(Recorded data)
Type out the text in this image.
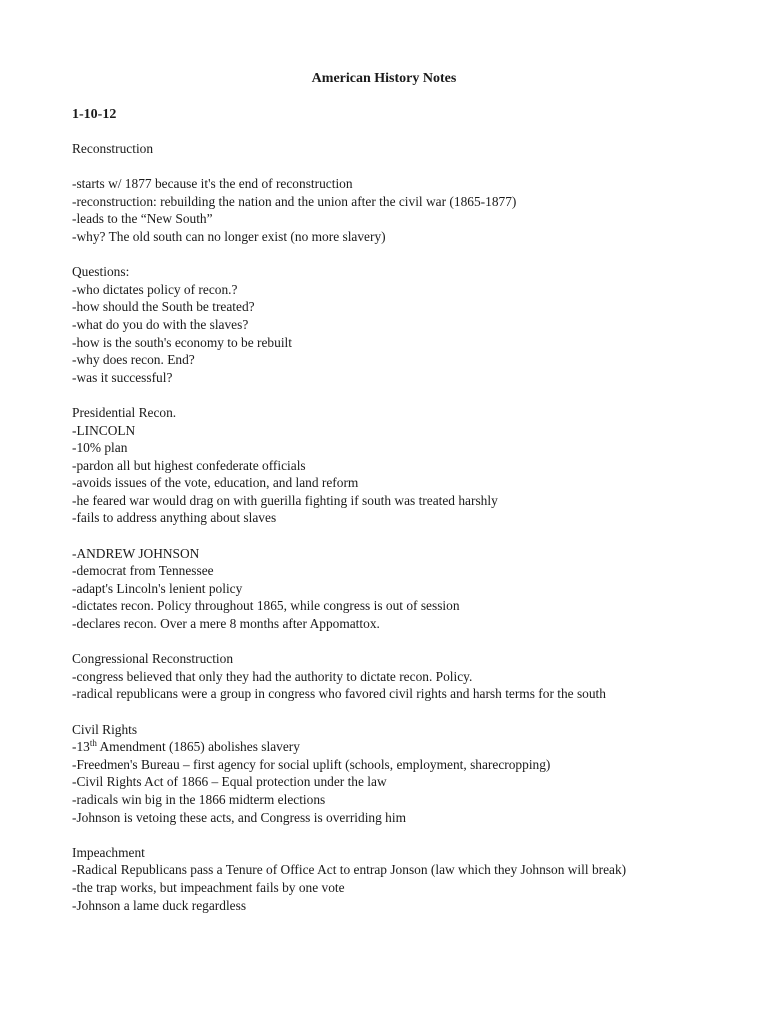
American History Notes
1-10-12
Reconstruction
-starts w/ 1877 because it's the end of reconstruction
-reconstruction: rebuilding the nation and the union after the civil war (1865-1877)
-leads to the “New South”
-why? The old south can no longer exist (no more slavery)
Questions:
-who dictates policy of recon.?
-how should the South be treated?
-what do you do with the slaves?
-how is the south's economy to be rebuilt
-why does recon. End?
-was it successful?
Presidential Recon.
-LINCOLN
-10% plan
-pardon all but highest confederate officials
-avoids issues of the vote, education, and land reform
-he feared war would drag on with guerilla fighting if south was treated harshly
-fails to address anything about slaves
-ANDREW JOHNSON
-democrat from Tennessee
-adapt's Lincoln's lenient policy
-dictates recon. Policy throughout 1865, while congress is out of session
-declares recon. Over a mere 8 months after Appomattox.
Congressional Reconstruction
-congress believed that only they had the authority to dictate recon. Policy.
-radical republicans were a group in congress who favored civil rights and harsh terms for the south
Civil Rights
-13th Amendment (1865) abolishes slavery
-Freedmen's Bureau – first agency for social uplift (schools, employment, sharecropping)
-Civil Rights Act of 1866 – Equal protection under the law
-radicals win big in the 1866 midterm elections
-Johnson is vetoing these acts, and Congress is overriding him
Impeachment
-Radical Republicans pass a Tenure of Office Act to entrap Jonson (law which they Johnson will break)
-the trap works, but impeachment fails by one vote
-Johnson a lame duck regardless
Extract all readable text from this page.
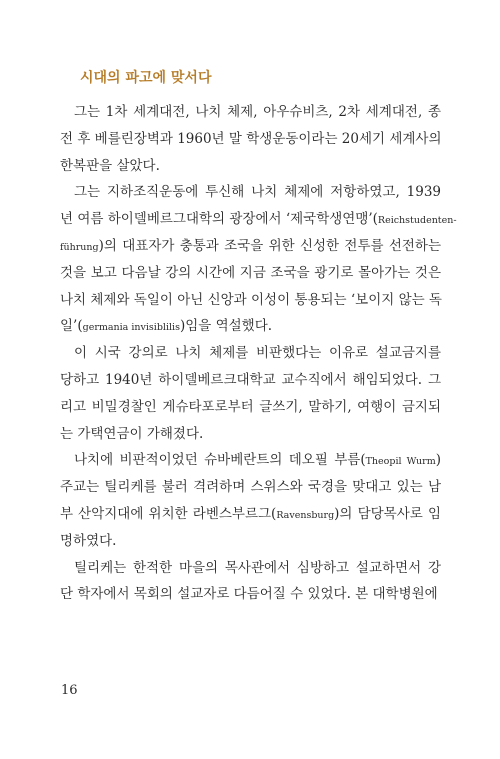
시대의 파고에 맞서다
그는 1차 세계대전, 나치 체제, 아우슈비츠, 2차 세계대전, 종
전 후 베를린장벽과 1960년 말 학생운동이라는 20세기 세계사의
한복판을 살았다.
그는 지하조직운동에 투신해 나치 체제에 저항하였고, 1939
년 여름 하이델베르그대학의 광장에서 ‘제국학생연맹’(Reichstudenten-
führung)의 대표자가 충통과 조국을 위한 신성한 전투를 선전하는
것을 보고 다음날 강의 시간에 지금 조국을 광기로 몰아가는 것은
나치 체제와 독일이 아닌 신앙과 이성이 통용되는 ‘보이지 않는 독
일’(germania invisiblilis)임을 역설했다.
이 시국 강의로 나치 체제를 비판했다는 이유로 설교금지를
당하고 1940년 하이델베르크대학교 교수직에서 해임되었다. 그
리고 비밀경찰인 게슈타포로부터 글쓰기, 말하기, 여행이 금지되
는 가택연금이 가해졌다.
나치에 비판적이었던 슈바베란트의 데오필 부름(Theopil Wurm)
주교는 틸리케를 불러 격려하며 스위스와 국경을 맞대고 있는 남
부 산악지대에 위치한 라벤스부르그(Ravensburg)의 담당목사로 임
명하였다.
틸리케는 한적한 마을의 목사관에서 심방하고 설교하면서 강
단 학자에서 목회의 설교자로 다듬어질 수 있었다. 본 대학병원에
16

** INSTRUCTION **
Exactly reproduce each record, leaving out any pictures.

** SOLUTION **
Type out the text in this image.
American History Notes
1-10-12
Reconstruction
-starts w/ 1877 because it's the end of reconstruction
-reconstruction: rebuilding the nation and the union after the civil war (1865-1877)
-leads to the “New South”
-why? The old south can no longer exist (no more slavery)
Questions:
-who dictates policy of recon.?
-how should the South be treated?
-what do you do with the slaves?
-how is the south's economy to be rebuilt
-why does recon. End?
-was it successful?
Presidential Recon.
-LINCOLN
-10% plan
-pardon all but highest confederate officials
-avoids issues of the vote, education, and land reform
-he feared war would drag on with guerilla fighting if south was treated harshly
-fails to address anything about slaves
-ANDREW JOHNSON
-democrat from Tennessee
-adapt's Lincoln's lenient policy
-dictates recon. Policy throughout 1865, while congress is out of session
-declares recon. Over a mere 8 months after Appomattox.
Congressional Reconstruction
-congress believed that only they had the authority to dictate recon. Policy.
-radical republicans were a group in congress who favored civil rights and harsh terms for the south
Civil Rights
-13th Amendment (1865) abolishes slavery
-Freedmen's Bureau – first agency for social uplift (schools, employment, sharecropping)
-Civil Rights Act of 1866 – Equal protection under the law
-radicals win big in the 1866 midterm elections
-Johnson is vetoing these acts, and Congress is overriding him
Impeachment
-Radical Republicans pass a Tenure of Office Act to entrap Jonson (law which they Johnson will break)
-the trap works, but impeachment fails by one vote
-Johnson a lame duck regardless
Extract all readable text from this page.
시대의 파고에 맞서다
그는 1차 세계대전, 나치 체제, 아우슈비츠, 2차 세계대전, 종
전 후 베를린장벽과 1960년 말 학생운동이라는 20세기 세계사의
한복판을 살았다.
그는 지하조직운동에 투신해 나치 체제에 저항하였고, 1939
년 여름 하이델베르그대학의 광장에서 ‘제국학생연맹’(Reichstudenten-
führung)의 대표자가 충통과 조국을 위한 신성한 전투를 선전하는
것을 보고 다음날 강의 시간에 지금 조국을 광기로 몰아가는 것은
나치 체제와 독일이 아닌 신앙과 이성이 통용되는 ‘보이지 않는 독
일’(germania invisiblilis)임을 역설했다.
이 시국 강의로 나치 체제를 비판했다는 이유로 설교금지를
당하고 1940년 하이델베르크대학교 교수직에서 해임되었다. 그
리고 비밀경찰인 게슈타포로부터 글쓰기, 말하기, 여행이 금지되
는 가택연금이 가해졌다.
나치에 비판적이었던 슈바베란트의 데오필 부름(Theopil Wurm)
주교는 틸리케를 불러 격려하며 스위스와 국경을 맞대고 있는 남
부 산악지대에 위치한 라벤스부르그(Ravensburg)의 담당목사로 임
명하였다.
틸리케는 한적한 마을의 목사관에서 심방하고 설교하면서 강
단 학자에서 목회의 설교자로 다듬어질 수 있었다. 본 대학병원에
16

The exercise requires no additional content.